* [Task description]: Determine how many lines include the string "target". Output that number only.

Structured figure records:
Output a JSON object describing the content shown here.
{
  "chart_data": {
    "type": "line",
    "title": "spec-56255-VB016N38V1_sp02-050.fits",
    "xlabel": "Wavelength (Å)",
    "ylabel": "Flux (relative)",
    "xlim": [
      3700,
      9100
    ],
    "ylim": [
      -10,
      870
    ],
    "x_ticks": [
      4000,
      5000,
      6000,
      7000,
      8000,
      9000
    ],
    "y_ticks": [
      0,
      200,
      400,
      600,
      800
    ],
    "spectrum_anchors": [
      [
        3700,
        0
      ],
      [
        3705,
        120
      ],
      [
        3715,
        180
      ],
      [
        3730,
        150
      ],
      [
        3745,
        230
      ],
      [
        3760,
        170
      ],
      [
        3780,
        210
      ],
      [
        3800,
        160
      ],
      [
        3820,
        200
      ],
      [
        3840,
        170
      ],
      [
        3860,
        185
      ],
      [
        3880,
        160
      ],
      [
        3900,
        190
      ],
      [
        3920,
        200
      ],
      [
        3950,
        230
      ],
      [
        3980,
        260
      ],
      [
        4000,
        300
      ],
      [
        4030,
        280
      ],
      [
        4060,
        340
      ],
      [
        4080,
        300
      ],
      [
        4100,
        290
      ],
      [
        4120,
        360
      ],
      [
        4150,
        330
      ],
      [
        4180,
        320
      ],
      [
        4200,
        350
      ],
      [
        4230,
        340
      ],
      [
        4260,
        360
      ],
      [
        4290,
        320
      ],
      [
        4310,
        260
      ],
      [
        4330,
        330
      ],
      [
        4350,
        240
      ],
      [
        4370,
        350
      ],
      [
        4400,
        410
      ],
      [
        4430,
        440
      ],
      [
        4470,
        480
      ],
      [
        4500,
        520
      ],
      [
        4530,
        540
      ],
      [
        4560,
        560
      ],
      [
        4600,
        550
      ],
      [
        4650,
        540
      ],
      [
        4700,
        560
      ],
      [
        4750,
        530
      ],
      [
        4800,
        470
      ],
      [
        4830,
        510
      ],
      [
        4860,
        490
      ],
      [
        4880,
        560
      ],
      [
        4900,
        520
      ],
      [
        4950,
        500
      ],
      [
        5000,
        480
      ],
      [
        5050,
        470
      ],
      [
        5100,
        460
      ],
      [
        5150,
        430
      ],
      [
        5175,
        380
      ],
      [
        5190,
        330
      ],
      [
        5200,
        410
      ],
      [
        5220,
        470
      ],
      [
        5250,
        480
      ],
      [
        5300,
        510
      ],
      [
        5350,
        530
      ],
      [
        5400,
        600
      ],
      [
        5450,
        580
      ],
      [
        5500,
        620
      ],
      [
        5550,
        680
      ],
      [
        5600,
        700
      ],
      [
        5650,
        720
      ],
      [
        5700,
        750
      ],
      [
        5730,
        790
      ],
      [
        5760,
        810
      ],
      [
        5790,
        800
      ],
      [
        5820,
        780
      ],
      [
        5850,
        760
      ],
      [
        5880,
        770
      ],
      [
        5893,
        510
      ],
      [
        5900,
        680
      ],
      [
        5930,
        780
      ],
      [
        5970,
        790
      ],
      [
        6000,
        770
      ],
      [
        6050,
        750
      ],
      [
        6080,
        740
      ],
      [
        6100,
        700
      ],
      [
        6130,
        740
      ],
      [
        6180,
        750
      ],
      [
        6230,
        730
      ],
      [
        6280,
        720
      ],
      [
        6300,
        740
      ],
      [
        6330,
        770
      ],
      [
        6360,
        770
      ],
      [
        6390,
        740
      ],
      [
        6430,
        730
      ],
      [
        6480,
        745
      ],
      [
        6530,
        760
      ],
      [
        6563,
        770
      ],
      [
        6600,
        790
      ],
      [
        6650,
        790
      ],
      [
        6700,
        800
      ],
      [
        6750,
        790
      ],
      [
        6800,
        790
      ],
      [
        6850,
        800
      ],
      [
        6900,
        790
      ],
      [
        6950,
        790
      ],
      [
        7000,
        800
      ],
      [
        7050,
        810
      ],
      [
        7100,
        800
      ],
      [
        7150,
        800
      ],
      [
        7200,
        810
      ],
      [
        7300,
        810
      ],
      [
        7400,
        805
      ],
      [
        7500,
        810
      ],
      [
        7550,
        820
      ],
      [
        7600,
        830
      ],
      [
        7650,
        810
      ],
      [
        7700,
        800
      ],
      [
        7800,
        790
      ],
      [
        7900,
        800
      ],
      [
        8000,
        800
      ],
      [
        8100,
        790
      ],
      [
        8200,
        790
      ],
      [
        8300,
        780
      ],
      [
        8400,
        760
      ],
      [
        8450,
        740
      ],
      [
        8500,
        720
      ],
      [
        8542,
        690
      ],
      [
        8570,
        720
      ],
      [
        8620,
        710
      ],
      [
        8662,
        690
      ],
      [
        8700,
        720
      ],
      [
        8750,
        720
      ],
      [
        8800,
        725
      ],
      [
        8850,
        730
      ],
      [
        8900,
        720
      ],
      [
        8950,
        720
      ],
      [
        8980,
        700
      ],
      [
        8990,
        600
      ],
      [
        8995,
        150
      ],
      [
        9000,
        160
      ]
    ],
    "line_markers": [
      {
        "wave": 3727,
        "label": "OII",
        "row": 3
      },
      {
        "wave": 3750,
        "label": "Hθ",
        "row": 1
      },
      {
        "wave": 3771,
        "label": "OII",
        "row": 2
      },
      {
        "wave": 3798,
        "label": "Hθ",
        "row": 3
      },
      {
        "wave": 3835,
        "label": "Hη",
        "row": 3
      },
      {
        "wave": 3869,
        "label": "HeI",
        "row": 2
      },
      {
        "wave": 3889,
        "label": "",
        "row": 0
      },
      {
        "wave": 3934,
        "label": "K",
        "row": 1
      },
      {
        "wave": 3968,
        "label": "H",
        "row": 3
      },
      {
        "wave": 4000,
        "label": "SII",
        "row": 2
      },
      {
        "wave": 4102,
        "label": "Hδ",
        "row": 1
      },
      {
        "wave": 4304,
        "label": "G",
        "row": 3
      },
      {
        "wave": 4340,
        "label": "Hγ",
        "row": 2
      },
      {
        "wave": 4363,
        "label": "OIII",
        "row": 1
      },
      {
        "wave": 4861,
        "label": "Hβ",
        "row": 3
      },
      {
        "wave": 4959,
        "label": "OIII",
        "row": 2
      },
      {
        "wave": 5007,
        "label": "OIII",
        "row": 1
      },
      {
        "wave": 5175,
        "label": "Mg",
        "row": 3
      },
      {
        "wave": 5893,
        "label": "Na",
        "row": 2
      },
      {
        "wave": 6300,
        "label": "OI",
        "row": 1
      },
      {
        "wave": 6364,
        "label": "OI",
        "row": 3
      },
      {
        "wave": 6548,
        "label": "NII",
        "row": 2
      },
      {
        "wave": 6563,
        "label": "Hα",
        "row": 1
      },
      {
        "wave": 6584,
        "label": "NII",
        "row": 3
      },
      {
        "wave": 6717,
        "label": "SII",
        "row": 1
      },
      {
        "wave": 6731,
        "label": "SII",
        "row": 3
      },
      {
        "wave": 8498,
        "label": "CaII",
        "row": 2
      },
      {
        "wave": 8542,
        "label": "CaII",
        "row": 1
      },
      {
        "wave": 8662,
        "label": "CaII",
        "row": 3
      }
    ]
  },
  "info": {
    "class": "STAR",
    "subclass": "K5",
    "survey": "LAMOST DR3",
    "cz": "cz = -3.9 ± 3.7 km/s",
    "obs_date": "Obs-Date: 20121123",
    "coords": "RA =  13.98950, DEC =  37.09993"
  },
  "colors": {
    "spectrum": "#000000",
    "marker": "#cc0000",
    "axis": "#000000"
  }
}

...

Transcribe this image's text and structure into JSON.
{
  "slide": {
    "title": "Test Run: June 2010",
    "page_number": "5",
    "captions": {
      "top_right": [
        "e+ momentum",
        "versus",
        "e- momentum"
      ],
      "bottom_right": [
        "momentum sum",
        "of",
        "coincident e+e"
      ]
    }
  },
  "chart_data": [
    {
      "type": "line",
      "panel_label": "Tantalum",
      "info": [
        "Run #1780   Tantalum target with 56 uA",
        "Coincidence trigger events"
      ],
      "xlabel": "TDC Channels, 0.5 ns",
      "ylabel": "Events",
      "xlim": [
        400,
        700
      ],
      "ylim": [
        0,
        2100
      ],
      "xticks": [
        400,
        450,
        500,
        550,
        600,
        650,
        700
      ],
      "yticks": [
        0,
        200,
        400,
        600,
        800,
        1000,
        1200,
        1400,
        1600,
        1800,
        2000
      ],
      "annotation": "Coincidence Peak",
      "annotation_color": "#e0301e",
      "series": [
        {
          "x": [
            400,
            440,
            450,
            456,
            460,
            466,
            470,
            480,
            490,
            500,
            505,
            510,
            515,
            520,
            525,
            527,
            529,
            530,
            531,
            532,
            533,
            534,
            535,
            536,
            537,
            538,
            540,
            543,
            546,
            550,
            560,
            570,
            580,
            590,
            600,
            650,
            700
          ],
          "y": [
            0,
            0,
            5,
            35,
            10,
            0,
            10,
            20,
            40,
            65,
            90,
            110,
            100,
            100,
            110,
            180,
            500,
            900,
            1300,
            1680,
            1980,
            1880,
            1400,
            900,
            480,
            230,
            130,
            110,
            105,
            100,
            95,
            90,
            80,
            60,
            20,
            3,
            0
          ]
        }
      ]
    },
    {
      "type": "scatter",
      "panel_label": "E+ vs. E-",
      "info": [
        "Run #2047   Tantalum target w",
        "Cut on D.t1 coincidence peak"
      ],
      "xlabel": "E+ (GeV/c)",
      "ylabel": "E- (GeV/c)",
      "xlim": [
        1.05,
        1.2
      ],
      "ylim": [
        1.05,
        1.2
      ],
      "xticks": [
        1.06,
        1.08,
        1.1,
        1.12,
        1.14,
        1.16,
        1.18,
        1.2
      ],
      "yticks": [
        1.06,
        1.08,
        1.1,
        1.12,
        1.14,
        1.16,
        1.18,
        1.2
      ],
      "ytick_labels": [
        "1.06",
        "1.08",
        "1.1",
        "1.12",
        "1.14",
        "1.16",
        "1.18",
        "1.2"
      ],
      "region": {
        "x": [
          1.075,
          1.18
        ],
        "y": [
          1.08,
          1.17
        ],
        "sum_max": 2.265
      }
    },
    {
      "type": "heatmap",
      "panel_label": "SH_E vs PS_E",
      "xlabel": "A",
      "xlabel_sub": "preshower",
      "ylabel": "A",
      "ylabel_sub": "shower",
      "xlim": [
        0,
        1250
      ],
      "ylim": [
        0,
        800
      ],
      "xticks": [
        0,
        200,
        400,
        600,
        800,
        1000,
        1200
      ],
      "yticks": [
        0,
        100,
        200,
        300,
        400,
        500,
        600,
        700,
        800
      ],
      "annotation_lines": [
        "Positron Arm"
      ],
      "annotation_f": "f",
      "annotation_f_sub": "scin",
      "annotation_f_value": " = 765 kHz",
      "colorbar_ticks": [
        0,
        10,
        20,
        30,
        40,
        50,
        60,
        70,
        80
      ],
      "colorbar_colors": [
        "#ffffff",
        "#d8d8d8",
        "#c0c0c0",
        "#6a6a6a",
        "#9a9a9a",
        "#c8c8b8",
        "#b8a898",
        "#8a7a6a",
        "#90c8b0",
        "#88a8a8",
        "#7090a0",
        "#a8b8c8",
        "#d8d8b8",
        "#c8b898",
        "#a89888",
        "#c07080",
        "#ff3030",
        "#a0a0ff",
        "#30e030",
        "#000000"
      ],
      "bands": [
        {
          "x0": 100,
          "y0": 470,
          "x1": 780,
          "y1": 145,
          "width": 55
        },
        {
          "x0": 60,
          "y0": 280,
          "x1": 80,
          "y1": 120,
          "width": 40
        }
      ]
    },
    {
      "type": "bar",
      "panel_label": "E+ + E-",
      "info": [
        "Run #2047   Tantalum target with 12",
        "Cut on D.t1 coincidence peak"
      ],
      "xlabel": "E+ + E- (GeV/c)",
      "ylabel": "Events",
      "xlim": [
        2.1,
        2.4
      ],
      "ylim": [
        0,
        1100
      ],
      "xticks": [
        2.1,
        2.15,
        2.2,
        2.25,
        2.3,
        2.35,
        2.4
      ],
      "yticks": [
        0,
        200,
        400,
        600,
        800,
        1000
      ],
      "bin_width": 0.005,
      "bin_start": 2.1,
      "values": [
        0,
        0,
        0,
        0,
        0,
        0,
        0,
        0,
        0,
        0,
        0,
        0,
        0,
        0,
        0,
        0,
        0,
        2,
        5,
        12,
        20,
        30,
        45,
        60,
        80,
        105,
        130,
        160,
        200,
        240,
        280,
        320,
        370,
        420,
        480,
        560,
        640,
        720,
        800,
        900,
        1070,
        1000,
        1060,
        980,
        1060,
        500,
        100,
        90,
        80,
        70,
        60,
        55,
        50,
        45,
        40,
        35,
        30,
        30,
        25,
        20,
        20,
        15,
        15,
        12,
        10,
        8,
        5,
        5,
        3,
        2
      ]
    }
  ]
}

==

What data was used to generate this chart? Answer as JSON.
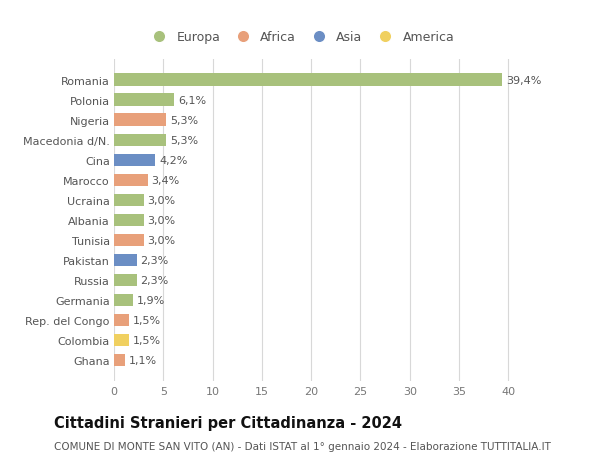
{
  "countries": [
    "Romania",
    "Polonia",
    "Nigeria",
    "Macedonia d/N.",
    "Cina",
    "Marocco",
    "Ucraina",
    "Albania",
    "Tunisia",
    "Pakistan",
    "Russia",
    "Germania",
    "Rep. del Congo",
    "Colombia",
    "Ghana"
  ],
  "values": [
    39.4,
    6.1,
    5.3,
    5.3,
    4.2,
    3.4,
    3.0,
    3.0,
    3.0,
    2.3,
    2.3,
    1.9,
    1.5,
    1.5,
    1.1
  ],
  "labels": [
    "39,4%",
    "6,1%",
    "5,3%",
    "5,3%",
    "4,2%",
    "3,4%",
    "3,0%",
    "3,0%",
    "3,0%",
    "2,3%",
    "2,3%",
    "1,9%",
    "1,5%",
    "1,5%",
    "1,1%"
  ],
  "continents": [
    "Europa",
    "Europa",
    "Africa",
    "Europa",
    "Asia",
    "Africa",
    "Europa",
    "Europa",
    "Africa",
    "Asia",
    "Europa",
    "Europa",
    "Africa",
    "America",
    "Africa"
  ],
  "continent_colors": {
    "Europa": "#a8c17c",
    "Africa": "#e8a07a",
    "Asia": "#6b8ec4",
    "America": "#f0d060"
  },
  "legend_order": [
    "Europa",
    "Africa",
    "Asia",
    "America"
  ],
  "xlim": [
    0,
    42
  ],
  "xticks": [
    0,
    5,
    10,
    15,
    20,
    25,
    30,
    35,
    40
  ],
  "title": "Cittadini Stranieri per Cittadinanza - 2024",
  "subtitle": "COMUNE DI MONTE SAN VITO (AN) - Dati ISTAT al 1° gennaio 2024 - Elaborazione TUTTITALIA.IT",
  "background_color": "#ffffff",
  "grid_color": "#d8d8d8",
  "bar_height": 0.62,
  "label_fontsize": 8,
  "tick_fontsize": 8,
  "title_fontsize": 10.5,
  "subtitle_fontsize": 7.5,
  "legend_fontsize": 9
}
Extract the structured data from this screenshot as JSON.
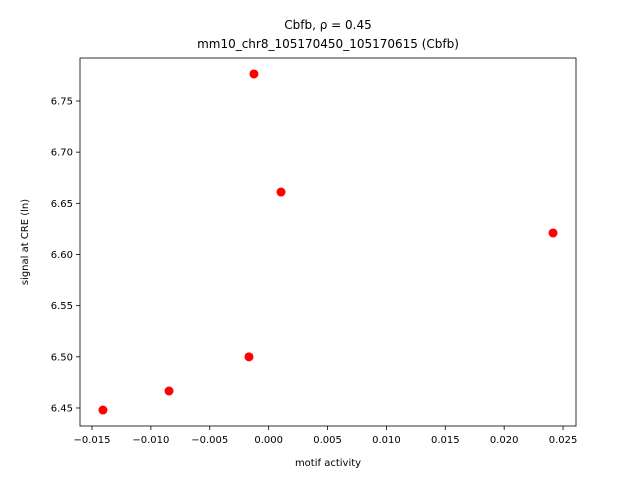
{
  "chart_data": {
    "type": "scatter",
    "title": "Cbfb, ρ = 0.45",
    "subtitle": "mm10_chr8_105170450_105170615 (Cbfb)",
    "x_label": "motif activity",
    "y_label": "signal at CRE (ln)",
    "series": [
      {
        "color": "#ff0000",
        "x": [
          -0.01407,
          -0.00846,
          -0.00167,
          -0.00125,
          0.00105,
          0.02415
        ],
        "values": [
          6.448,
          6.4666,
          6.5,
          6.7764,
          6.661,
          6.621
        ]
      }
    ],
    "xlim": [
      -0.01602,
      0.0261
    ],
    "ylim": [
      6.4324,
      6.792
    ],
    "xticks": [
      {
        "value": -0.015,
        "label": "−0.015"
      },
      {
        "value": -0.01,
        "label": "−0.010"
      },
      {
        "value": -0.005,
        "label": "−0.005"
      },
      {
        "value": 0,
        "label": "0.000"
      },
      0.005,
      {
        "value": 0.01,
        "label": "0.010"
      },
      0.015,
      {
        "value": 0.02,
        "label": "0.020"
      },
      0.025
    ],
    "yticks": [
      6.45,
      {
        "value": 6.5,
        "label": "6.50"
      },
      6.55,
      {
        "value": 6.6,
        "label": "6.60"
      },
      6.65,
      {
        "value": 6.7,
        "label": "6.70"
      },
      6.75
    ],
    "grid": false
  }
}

* [Correct output]: 3